══ TASK INPUTS
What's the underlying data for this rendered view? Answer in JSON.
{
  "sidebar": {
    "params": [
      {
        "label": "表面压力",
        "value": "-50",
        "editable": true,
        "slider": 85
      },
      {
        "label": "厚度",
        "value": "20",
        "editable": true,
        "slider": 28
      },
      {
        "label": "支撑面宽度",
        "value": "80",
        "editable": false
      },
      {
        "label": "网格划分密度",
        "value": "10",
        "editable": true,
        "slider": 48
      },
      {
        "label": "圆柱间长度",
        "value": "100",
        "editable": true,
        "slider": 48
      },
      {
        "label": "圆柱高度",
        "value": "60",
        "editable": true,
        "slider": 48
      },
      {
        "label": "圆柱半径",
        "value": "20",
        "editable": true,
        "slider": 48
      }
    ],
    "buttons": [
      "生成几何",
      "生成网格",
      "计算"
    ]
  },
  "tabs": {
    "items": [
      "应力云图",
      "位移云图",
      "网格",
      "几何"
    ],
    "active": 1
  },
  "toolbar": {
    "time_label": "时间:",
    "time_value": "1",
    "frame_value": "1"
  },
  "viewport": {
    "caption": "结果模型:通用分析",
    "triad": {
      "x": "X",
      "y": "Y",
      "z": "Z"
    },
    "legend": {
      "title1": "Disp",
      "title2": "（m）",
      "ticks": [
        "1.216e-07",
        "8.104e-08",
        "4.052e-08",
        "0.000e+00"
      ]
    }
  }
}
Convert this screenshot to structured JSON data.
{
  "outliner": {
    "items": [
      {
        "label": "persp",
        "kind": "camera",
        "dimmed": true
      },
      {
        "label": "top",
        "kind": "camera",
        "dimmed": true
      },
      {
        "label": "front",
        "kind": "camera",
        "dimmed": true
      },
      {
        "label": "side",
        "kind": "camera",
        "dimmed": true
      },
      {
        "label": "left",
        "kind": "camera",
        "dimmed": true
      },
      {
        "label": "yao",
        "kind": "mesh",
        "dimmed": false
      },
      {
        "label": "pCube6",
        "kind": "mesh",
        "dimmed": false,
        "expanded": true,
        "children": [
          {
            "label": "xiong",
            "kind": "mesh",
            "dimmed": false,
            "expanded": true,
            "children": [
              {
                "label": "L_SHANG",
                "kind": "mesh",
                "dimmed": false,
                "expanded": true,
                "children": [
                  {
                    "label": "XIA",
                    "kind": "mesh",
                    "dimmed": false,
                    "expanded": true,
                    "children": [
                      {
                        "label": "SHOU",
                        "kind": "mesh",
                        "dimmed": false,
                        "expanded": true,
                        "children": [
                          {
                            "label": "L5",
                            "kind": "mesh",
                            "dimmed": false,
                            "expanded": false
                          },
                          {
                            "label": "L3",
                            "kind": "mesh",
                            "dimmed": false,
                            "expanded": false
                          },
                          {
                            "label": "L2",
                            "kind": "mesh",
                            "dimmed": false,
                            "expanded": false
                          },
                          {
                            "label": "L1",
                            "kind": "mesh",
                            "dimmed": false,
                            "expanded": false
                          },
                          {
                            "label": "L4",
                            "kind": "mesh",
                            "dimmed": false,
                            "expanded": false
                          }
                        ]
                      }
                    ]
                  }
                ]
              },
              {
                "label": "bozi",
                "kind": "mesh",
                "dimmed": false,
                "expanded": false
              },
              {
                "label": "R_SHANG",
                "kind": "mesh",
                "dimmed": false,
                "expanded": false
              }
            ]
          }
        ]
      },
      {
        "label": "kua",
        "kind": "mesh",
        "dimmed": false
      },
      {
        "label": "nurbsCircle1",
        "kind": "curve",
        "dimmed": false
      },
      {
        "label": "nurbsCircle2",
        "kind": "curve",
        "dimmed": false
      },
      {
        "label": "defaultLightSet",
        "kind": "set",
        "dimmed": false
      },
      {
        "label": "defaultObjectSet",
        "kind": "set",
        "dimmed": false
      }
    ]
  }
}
════
- _AIM_:
Using the records above, copy every line that has the word "data" in it.

- _CORRECT RESULT_:
What's the underlying data for this rendered view? Answer in JSON.
Convert this screenshot to structured JSON data.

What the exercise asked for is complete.